== Data for the task ==
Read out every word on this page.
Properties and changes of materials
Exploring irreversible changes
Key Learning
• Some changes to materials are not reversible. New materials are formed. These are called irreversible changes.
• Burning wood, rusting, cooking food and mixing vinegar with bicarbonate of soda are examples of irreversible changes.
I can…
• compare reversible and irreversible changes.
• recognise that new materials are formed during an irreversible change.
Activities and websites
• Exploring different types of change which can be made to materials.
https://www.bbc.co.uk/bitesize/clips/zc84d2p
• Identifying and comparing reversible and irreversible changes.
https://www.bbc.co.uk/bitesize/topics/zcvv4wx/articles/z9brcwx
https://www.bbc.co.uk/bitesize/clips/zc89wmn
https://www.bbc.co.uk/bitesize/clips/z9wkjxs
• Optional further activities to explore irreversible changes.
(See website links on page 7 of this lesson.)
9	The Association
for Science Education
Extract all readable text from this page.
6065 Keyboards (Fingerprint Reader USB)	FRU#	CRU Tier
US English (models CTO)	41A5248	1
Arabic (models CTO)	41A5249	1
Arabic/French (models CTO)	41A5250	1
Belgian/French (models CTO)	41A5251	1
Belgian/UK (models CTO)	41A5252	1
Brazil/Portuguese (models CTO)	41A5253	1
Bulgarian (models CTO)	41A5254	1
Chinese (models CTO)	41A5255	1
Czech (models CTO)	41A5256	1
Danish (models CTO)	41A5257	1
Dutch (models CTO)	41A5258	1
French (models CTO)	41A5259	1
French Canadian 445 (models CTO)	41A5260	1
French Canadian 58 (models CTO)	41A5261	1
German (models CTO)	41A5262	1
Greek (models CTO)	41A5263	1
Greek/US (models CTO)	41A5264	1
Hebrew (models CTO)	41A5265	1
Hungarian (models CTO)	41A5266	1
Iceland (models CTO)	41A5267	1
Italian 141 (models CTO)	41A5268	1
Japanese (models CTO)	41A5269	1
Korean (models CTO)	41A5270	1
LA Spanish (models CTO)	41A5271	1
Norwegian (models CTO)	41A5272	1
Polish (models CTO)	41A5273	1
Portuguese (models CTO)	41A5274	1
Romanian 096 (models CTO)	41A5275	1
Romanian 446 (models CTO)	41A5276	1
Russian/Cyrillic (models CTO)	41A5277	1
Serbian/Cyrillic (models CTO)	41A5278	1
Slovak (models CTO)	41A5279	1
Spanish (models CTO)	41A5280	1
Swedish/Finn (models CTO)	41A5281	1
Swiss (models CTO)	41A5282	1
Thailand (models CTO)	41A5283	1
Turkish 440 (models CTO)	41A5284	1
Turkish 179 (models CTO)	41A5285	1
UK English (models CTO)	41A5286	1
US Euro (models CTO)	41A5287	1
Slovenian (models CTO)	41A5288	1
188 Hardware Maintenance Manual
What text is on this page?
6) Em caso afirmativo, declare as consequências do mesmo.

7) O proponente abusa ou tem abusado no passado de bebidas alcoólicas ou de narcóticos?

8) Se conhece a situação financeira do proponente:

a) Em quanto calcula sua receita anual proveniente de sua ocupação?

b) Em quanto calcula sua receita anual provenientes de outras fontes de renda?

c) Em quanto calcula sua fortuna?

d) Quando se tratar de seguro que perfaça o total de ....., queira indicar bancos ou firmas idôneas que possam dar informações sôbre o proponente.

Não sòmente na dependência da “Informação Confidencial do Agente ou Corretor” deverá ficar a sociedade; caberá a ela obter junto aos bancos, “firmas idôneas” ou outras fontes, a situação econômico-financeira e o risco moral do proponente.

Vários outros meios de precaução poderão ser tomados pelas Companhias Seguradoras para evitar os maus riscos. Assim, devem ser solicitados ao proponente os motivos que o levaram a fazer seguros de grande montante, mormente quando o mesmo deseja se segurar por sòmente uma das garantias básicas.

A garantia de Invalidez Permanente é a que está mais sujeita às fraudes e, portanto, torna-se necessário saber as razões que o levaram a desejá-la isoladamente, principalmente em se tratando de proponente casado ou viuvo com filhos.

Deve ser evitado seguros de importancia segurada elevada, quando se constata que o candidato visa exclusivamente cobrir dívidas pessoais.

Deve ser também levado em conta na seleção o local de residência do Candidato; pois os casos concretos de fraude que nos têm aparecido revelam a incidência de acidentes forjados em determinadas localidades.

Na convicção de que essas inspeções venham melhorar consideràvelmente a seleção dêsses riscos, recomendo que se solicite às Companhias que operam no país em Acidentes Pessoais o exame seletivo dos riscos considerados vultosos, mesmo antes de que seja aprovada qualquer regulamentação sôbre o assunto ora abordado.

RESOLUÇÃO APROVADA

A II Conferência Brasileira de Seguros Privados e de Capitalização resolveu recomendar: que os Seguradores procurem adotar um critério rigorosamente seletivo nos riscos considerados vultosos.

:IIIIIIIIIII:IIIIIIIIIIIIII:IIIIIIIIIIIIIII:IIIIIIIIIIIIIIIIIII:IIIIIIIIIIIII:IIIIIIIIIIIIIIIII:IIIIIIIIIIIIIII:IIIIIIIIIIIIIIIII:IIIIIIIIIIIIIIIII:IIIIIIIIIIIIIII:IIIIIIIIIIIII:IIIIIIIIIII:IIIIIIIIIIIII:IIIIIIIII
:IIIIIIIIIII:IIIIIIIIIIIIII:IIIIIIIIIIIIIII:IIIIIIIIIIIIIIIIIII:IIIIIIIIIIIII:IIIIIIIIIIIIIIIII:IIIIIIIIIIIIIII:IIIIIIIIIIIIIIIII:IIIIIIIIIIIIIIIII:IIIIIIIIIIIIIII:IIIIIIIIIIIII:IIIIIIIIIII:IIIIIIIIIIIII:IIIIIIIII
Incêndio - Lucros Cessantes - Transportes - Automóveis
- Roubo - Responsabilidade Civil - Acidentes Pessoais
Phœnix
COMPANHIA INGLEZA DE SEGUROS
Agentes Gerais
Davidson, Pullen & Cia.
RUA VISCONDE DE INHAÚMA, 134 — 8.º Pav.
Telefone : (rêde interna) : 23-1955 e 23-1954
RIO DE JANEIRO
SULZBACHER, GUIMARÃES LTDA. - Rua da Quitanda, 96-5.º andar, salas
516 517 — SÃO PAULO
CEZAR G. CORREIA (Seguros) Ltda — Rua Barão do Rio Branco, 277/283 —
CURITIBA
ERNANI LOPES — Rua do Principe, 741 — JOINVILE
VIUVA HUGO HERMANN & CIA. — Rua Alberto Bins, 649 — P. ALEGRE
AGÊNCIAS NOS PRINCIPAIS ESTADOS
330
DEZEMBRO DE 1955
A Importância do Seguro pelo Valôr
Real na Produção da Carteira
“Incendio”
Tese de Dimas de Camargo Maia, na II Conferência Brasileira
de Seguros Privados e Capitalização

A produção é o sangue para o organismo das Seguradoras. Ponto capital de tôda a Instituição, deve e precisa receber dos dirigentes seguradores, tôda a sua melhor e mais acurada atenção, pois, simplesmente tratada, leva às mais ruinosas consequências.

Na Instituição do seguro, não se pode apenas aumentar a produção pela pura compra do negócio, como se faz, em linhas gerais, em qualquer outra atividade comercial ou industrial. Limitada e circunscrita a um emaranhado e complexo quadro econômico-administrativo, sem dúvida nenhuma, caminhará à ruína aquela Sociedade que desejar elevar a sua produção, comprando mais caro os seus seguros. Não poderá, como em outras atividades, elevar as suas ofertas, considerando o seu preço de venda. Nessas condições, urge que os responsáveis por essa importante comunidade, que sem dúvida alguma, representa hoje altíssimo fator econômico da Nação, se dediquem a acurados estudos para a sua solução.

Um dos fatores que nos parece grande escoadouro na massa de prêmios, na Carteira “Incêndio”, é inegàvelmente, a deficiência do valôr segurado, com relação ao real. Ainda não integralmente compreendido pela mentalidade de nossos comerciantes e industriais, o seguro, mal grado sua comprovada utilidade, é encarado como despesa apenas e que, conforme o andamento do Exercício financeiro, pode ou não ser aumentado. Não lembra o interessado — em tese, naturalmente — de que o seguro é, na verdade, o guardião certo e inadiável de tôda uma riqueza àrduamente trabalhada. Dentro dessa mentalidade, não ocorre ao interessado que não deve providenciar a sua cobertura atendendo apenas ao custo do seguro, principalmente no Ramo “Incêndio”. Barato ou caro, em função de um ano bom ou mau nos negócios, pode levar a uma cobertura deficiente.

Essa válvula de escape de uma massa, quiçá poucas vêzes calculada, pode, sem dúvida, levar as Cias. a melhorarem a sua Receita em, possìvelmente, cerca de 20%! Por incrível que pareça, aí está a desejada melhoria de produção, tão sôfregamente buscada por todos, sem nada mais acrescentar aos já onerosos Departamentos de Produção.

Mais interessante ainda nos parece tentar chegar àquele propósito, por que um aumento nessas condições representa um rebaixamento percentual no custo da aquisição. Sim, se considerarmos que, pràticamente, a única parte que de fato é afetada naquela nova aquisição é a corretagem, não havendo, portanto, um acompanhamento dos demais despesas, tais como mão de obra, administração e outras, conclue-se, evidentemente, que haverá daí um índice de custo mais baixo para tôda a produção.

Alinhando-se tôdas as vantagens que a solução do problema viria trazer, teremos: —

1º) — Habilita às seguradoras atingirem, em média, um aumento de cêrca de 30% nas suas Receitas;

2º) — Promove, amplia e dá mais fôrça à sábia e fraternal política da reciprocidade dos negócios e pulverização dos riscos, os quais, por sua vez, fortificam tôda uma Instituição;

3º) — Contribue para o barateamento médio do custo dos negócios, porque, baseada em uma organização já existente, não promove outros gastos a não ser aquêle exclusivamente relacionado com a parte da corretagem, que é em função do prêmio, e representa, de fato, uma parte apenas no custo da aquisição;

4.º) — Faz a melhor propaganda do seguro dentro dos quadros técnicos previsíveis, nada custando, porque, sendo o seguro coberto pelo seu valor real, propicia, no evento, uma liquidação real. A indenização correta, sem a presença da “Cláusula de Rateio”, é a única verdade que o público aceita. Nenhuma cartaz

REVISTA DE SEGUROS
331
===
Written task:
Count the lines in the records above that hold the word "Companhias", and give only that number.

Full output:
2